## Stated exercise
Gather, from the data below, each line in which the word "Rocket" occurs.

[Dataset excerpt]
• • • •

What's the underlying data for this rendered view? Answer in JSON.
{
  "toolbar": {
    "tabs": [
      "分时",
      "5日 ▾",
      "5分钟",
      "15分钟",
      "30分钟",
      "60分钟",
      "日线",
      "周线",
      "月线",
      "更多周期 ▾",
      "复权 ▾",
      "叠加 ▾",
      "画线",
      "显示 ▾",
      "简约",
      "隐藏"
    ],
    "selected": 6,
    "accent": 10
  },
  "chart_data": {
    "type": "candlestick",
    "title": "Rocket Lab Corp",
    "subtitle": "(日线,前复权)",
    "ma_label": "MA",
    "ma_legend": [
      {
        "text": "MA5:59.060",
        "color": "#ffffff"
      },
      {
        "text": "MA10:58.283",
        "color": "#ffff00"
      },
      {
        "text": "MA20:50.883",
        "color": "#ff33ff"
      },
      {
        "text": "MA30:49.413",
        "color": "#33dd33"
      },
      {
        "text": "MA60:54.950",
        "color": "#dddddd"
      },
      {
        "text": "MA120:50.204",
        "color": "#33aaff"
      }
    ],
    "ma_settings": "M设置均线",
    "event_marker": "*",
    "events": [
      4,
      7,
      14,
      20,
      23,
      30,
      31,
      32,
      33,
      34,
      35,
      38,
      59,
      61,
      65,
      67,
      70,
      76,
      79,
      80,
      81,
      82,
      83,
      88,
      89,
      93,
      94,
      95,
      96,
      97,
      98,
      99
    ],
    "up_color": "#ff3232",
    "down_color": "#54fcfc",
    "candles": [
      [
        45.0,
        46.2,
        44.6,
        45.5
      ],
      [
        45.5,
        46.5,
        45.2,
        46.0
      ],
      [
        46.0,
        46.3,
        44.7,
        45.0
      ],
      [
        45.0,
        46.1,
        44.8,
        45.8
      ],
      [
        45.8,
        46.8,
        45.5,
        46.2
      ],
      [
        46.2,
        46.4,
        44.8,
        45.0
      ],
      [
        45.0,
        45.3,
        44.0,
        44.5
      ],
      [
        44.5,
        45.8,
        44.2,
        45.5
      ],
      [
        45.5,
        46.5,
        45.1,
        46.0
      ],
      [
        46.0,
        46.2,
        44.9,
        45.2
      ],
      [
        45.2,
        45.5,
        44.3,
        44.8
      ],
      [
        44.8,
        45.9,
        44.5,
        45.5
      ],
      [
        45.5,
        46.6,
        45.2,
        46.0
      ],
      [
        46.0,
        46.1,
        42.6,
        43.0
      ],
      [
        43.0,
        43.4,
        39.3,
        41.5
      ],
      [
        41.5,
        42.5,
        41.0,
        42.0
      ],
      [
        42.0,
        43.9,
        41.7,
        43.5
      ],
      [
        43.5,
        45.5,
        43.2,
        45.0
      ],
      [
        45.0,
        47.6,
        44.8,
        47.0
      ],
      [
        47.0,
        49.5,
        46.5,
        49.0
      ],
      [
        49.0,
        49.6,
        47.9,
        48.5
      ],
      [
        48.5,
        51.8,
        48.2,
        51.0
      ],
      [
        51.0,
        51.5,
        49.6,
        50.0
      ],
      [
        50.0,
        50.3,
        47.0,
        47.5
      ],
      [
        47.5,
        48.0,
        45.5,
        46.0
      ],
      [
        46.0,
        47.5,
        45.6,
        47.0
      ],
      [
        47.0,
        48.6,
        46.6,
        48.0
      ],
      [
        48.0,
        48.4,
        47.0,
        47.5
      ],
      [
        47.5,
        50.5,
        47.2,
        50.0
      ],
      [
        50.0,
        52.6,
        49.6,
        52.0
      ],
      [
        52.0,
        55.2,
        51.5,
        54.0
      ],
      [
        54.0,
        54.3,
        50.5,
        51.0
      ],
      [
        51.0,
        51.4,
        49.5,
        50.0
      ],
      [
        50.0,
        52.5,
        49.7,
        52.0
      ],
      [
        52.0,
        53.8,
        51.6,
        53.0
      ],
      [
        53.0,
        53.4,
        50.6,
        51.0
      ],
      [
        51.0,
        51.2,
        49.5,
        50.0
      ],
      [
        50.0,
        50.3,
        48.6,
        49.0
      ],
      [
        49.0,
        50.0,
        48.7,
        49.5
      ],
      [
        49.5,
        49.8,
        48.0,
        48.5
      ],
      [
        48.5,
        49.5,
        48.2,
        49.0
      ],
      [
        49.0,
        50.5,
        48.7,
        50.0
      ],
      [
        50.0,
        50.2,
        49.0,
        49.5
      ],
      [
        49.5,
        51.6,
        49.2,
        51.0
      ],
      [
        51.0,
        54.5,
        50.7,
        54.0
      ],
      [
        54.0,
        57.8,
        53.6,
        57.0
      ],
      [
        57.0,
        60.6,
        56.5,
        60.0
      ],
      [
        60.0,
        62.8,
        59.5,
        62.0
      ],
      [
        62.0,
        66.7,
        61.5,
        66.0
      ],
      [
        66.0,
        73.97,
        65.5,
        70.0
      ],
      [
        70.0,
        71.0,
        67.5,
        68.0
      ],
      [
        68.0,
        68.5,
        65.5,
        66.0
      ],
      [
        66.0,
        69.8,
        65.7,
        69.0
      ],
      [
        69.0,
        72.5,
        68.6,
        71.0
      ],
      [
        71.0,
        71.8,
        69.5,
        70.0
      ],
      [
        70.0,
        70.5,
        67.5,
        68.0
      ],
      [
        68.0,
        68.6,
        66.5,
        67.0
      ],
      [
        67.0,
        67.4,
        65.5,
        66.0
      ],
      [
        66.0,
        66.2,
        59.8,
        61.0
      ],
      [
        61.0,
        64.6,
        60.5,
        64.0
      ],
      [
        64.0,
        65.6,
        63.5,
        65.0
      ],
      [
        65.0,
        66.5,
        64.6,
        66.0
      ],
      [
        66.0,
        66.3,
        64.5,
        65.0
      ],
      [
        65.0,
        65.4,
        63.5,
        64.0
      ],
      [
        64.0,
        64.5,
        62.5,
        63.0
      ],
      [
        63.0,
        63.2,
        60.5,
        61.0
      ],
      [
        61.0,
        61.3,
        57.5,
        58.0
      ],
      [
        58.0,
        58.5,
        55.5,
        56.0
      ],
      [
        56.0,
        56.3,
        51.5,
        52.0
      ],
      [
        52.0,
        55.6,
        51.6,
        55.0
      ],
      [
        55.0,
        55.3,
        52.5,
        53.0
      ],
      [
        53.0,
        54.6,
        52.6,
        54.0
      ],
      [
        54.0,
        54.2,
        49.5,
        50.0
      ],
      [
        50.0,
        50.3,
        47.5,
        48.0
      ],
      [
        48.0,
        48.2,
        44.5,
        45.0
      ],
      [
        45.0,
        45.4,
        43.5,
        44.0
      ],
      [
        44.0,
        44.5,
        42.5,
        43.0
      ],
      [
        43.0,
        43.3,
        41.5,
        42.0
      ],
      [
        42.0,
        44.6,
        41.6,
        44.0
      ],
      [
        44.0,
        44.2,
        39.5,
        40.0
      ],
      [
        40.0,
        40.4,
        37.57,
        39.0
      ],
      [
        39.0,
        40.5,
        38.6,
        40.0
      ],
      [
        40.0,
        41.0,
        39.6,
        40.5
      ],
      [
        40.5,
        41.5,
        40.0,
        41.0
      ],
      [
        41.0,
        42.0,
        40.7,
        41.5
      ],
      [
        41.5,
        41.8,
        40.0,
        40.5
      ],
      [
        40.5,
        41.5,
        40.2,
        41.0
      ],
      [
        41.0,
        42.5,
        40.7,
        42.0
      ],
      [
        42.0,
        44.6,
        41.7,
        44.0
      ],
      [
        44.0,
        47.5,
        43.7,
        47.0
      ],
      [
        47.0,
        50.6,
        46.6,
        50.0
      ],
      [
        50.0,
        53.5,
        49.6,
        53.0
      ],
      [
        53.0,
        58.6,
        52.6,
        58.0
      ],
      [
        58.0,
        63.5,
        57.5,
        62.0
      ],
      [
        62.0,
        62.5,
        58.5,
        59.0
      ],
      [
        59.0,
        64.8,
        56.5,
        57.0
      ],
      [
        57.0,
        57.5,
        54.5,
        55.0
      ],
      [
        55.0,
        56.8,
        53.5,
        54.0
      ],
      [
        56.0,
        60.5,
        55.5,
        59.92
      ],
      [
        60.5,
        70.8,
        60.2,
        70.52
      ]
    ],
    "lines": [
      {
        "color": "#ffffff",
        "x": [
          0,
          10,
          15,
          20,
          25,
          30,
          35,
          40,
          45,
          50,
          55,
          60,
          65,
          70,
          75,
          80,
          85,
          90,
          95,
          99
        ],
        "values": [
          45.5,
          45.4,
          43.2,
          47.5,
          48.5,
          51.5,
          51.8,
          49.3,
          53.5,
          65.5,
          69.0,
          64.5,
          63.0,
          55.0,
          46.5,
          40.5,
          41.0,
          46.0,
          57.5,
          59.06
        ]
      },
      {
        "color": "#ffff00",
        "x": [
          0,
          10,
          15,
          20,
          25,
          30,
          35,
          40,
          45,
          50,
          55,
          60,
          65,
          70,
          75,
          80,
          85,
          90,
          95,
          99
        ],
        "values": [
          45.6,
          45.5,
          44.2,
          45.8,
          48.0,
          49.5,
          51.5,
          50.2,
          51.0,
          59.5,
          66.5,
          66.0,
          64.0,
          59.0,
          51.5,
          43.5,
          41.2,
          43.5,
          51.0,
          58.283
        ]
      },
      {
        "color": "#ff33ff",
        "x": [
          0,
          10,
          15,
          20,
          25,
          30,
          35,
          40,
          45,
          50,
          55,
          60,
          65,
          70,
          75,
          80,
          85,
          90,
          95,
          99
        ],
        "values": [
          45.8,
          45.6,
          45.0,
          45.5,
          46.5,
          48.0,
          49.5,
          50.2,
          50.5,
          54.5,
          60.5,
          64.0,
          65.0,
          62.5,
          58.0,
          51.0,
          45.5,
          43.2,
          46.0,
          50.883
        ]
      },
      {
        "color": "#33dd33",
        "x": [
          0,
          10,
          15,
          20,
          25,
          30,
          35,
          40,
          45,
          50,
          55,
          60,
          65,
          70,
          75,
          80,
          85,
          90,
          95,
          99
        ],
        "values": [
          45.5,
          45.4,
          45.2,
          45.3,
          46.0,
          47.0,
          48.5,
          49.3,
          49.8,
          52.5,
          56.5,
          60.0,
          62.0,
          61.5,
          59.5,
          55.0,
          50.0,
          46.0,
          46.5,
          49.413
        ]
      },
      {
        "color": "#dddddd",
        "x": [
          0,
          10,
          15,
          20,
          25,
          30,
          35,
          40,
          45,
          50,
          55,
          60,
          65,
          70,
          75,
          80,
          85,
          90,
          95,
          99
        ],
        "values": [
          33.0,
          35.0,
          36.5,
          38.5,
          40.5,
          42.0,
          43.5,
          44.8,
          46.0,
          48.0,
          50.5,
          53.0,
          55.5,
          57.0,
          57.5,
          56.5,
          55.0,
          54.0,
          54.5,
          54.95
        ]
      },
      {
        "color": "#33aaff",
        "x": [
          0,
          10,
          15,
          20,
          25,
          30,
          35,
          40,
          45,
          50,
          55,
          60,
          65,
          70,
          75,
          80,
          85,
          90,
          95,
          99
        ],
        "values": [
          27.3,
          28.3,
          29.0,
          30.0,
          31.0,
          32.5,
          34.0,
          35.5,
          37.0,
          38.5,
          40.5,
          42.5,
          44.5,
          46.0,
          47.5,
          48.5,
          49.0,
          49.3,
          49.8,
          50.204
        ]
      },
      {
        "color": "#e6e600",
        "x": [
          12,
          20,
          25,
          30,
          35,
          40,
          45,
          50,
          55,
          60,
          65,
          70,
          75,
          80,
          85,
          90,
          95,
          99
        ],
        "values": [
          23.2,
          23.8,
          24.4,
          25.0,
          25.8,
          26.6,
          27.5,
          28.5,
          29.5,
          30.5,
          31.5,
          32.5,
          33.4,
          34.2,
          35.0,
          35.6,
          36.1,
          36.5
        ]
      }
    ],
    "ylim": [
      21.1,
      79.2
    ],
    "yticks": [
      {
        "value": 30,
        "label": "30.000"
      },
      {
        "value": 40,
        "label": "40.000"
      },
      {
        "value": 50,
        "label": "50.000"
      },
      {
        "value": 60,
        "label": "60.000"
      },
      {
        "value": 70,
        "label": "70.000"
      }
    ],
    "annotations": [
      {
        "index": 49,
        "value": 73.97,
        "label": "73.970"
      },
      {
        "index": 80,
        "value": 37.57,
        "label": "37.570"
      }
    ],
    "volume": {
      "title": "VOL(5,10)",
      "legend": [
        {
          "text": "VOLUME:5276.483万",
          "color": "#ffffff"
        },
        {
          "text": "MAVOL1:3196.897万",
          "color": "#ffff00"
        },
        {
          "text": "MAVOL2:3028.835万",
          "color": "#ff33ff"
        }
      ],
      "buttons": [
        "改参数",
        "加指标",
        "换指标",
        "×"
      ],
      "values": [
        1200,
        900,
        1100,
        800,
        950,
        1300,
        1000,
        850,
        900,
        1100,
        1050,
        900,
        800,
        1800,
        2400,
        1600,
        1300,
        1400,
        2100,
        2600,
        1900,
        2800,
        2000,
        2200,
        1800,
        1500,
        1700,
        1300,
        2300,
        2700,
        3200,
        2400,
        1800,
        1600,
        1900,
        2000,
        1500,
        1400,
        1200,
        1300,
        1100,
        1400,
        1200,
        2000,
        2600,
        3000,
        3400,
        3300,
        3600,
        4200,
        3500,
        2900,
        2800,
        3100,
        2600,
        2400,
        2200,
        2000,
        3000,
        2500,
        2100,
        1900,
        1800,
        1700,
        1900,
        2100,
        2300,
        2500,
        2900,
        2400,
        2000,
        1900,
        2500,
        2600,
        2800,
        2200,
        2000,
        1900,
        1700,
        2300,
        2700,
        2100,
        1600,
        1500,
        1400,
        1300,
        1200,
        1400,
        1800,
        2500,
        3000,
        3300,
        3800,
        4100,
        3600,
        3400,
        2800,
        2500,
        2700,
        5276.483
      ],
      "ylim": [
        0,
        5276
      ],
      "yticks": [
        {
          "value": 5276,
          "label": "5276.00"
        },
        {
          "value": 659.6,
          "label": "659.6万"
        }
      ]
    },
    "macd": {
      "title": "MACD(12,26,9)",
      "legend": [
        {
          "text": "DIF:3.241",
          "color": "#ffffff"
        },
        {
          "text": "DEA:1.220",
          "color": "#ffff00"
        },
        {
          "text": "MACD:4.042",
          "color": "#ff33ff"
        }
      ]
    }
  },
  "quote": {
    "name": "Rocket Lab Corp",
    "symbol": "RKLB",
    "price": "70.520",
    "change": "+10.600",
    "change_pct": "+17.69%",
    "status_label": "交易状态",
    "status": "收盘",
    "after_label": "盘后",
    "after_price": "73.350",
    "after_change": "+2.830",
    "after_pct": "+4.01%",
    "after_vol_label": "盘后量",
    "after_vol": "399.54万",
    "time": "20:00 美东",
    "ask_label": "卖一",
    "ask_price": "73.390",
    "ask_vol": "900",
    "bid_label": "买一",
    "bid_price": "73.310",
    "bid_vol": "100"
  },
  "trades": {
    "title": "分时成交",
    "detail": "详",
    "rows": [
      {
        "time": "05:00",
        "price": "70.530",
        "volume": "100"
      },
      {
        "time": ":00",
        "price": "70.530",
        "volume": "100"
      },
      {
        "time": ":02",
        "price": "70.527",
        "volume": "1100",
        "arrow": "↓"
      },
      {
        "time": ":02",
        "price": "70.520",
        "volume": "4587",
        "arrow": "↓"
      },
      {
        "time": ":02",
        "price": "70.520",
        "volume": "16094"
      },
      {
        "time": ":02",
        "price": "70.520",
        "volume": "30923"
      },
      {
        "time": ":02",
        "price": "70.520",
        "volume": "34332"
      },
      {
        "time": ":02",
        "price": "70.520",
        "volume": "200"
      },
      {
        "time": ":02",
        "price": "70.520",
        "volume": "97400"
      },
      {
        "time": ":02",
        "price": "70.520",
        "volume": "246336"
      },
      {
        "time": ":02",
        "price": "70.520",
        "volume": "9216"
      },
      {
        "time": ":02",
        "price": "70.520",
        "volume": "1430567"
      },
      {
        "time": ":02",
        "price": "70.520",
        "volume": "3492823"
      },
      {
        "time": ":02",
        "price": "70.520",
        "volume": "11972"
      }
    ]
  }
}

• • • •

## Finished answer
    "title": "Rocket Lab Corp",
    "name": "Rocket Lab Corp",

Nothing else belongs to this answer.